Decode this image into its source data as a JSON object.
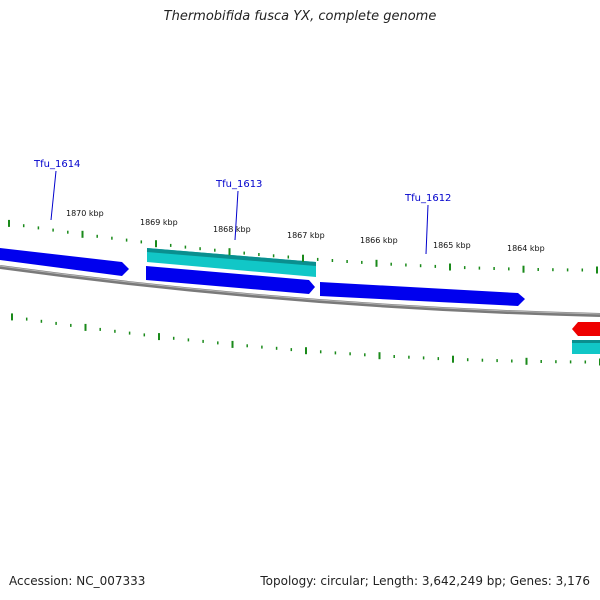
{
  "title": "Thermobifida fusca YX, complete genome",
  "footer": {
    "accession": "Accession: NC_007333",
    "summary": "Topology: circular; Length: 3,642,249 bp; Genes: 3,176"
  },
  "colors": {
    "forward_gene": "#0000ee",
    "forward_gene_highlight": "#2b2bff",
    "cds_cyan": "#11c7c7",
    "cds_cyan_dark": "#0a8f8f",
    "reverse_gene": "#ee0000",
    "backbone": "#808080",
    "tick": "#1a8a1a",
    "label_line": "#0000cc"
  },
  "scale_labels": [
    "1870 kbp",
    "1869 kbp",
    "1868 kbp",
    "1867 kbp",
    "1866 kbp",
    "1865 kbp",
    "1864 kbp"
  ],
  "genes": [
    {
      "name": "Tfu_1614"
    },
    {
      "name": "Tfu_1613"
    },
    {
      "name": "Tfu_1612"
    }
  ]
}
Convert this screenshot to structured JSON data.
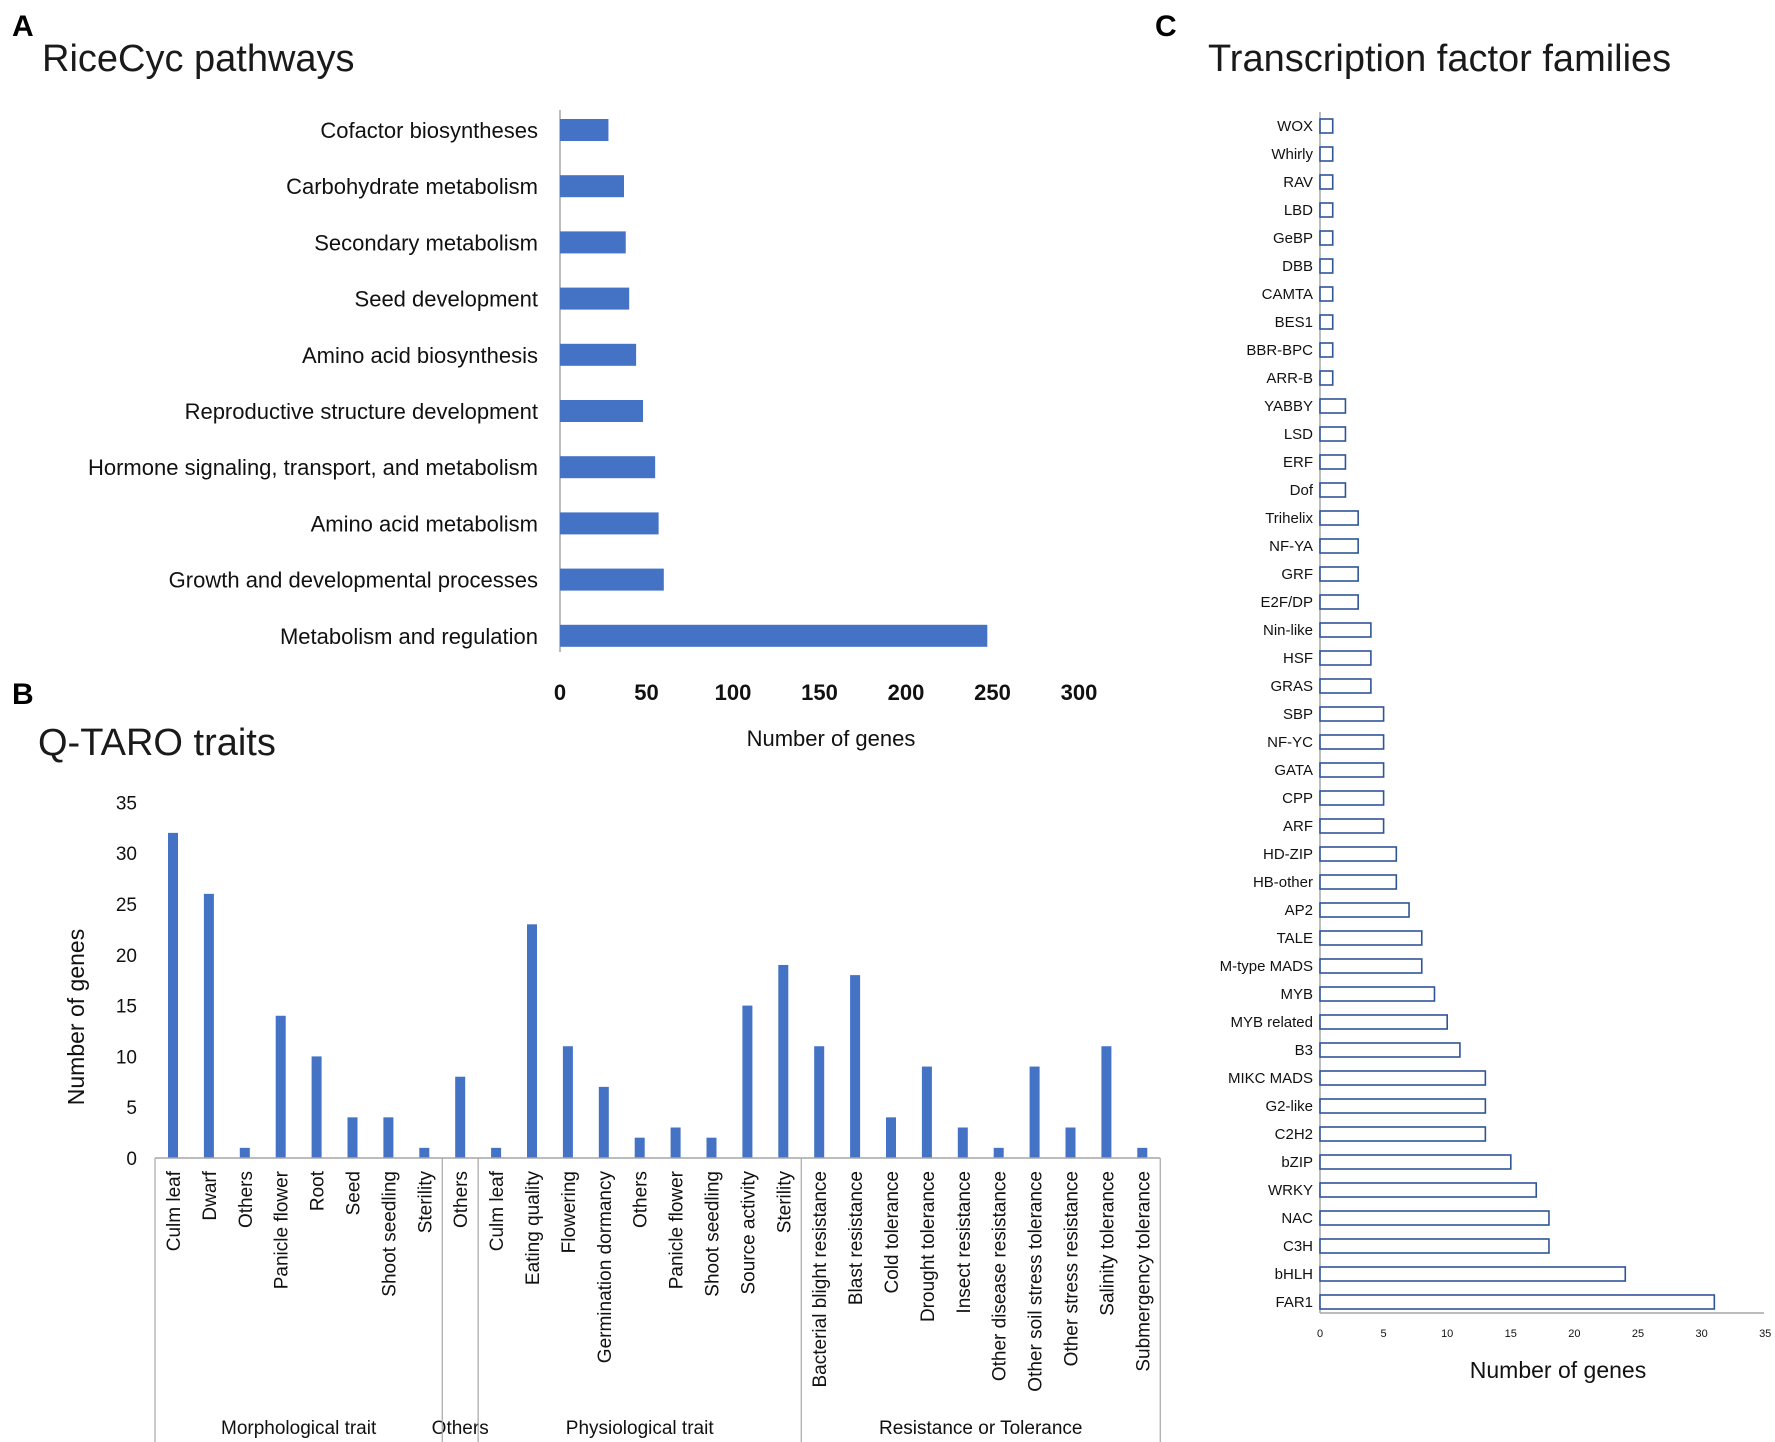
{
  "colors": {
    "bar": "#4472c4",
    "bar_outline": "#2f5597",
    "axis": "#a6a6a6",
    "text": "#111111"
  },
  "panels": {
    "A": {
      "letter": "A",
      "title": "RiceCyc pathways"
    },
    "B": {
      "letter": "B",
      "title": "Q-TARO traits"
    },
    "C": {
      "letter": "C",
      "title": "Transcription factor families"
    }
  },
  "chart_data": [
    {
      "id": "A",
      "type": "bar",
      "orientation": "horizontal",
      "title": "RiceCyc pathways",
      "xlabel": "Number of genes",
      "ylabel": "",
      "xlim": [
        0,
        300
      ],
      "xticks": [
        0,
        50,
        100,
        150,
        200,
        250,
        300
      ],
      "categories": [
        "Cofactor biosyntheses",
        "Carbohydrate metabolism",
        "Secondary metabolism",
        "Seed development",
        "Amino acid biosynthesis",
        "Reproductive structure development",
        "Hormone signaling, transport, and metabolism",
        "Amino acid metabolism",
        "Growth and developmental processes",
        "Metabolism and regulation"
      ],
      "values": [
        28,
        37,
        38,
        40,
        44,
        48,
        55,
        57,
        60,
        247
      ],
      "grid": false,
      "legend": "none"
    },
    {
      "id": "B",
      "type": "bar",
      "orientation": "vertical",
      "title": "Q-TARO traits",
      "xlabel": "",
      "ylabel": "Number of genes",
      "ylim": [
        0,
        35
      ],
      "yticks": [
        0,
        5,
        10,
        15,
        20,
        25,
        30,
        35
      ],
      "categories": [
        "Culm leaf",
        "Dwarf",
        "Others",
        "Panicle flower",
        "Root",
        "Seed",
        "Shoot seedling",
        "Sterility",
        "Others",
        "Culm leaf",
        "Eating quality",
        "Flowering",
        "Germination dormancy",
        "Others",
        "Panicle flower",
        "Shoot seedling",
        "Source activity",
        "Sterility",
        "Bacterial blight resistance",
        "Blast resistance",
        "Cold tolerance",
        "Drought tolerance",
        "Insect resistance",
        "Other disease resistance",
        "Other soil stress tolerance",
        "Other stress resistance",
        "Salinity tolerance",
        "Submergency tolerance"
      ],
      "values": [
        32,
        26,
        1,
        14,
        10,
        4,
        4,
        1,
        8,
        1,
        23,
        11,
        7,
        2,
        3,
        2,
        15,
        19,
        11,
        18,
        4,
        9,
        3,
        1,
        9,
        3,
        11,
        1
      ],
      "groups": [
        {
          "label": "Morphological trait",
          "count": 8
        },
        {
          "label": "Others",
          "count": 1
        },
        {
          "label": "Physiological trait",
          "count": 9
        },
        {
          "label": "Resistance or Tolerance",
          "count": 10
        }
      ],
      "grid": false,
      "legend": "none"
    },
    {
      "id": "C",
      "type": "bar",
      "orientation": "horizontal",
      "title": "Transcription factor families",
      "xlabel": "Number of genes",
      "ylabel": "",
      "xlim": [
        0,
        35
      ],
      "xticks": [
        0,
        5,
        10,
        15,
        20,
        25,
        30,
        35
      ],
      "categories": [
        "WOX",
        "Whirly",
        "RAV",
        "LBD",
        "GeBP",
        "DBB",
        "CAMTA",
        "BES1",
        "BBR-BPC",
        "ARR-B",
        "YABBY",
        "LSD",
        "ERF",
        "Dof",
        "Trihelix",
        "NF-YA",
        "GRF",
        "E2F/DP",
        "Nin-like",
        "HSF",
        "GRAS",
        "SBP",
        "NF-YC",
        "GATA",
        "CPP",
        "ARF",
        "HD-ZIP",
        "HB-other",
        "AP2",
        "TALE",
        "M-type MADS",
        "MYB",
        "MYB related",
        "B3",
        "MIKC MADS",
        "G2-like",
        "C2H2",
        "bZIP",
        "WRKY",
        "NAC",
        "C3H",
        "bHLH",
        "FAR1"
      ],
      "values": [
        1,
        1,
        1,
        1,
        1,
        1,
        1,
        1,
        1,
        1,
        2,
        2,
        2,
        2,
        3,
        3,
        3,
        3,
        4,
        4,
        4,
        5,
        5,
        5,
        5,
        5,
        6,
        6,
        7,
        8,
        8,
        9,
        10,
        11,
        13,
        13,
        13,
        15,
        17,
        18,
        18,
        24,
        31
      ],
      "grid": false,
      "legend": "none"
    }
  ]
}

........

Prompt> An exact retyping of the material, minus the pictures, is the required answer.

Task response>
Decode this image into its source data as a JSON object.
{
  "title": "Thermobifida fusca YX, complete genome",
  "footer": {
    "accession": "Accession: NC_007333",
    "summary": "Topology: circular; Length: 3,642,249 bp; Genes: 3,176"
  },
  "colors": {
    "forward_gene": "#0000ee",
    "forward_gene_highlight": "#2b2bff",
    "cds_cyan": "#11c7c7",
    "cds_cyan_dark": "#0a8f8f",
    "reverse_gene": "#ee0000",
    "backbone": "#808080",
    "tick": "#1a8a1a",
    "label_line": "#0000cc"
  },
  "scale_labels": [
    "1870 kbp",
    "1869 kbp",
    "1868 kbp",
    "1867 kbp",
    "1866 kbp",
    "1865 kbp",
    "1864 kbp"
  ],
  "genes": [
    {
      "name": "Tfu_1614"
    },
    {
      "name": "Tfu_1613"
    },
    {
      "name": "Tfu_1612"
    }
  ]
}
Convert this screenshot to structured JSON data.
{
  "colors": {
    "bar": "#4472c4",
    "bar_outline": "#2f5597",
    "axis": "#a6a6a6",
    "text": "#111111"
  },
  "panels": {
    "A": {
      "letter": "A",
      "title": "RiceCyc pathways"
    },
    "B": {
      "letter": "B",
      "title": "Q-TARO traits"
    },
    "C": {
      "letter": "C",
      "title": "Transcription factor families"
    }
  },
  "chart_data": [
    {
      "id": "A",
      "type": "bar",
      "orientation": "horizontal",
      "title": "RiceCyc pathways",
      "xlabel": "Number of genes",
      "ylabel": "",
      "xlim": [
        0,
        300
      ],
      "xticks": [
        0,
        50,
        100,
        150,
        200,
        250,
        300
      ],
      "categories": [
        "Cofactor biosyntheses",
        "Carbohydrate metabolism",
        "Secondary metabolism",
        "Seed development",
        "Amino acid biosynthesis",
        "Reproductive structure development",
        "Hormone signaling, transport, and metabolism",
        "Amino acid metabolism",
        "Growth and developmental processes",
        "Metabolism and regulation"
      ],
      "values": [
        28,
        37,
        38,
        40,
        44,
        48,
        55,
        57,
        60,
        247
      ],
      "grid": false,
      "legend": "none"
    },
    {
      "id": "B",
      "type": "bar",
      "orientation": "vertical",
      "title": "Q-TARO traits",
      "xlabel": "",
      "ylabel": "Number of genes",
      "ylim": [
        0,
        35
      ],
      "yticks": [
        0,
        5,
        10,
        15,
        20,
        25,
        30,
        35
      ],
      "categories": [
        "Culm leaf",
        "Dwarf",
        "Others",
        "Panicle flower",
        "Root",
        "Seed",
        "Shoot seedling",
        "Sterility",
        "Others",
        "Culm leaf",
        "Eating quality",
        "Flowering",
        "Germination dormancy",
        "Others",
        "Panicle flower",
        "Shoot seedling",
        "Source activity",
        "Sterility",
        "Bacterial blight resistance",
        "Blast resistance",
        "Cold tolerance",
        "Drought tolerance",
        "Insect resistance",
        "Other disease resistance",
        "Other soil stress tolerance",
        "Other stress resistance",
        "Salinity tolerance",
        "Submergency tolerance"
      ],
      "values": [
        32,
        26,
        1,
        14,
        10,
        4,
        4,
        1,
        8,
        1,
        23,
        11,
        7,
        2,
        3,
        2,
        15,
        19,
        11,
        18,
        4,
        9,
        3,
        1,
        9,
        3,
        11,
        1
      ],
      "groups": [
        {
          "label": "Morphological trait",
          "count": 8
        },
        {
          "label": "Others",
          "count": 1
        },
        {
          "label": "Physiological trait",
          "count": 9
        },
        {
          "label": "Resistance or Tolerance",
          "count": 10
        }
      ],
      "grid": false,
      "legend": "none"
    },
    {
      "id": "C",
      "type": "bar",
      "orientation": "horizontal",
      "title": "Transcription factor families",
      "xlabel": "Number of genes",
      "ylabel": "",
      "xlim": [
        0,
        35
      ],
      "xticks": [
        0,
        5,
        10,
        15,
        20,
        25,
        30,
        35
      ],
      "categories": [
        "WOX",
        "Whirly",
        "RAV",
        "LBD",
        "GeBP",
        "DBB",
        "CAMTA",
        "BES1",
        "BBR-BPC",
        "ARR-B",
        "YABBY",
        "LSD",
        "ERF",
        "Dof",
        "Trihelix",
        "NF-YA",
        "GRF",
        "E2F/DP",
        "Nin-like",
        "HSF",
        "GRAS",
        "SBP",
        "NF-YC",
        "GATA",
        "CPP",
        "ARF",
        "HD-ZIP",
        "HB-other",
        "AP2",
        "TALE",
        "M-type MADS",
        "MYB",
        "MYB related",
        "B3",
        "MIKC MADS",
        "G2-like",
        "C2H2",
        "bZIP",
        "WRKY",
        "NAC",
        "C3H",
        "bHLH",
        "FAR1"
      ],
      "values": [
        1,
        1,
        1,
        1,
        1,
        1,
        1,
        1,
        1,
        1,
        2,
        2,
        2,
        2,
        3,
        3,
        3,
        3,
        4,
        4,
        4,
        5,
        5,
        5,
        5,
        5,
        6,
        6,
        7,
        8,
        8,
        9,
        10,
        11,
        13,
        13,
        13,
        15,
        17,
        18,
        18,
        24,
        31
      ],
      "grid": false,
      "legend": "none"
    }
  ]
}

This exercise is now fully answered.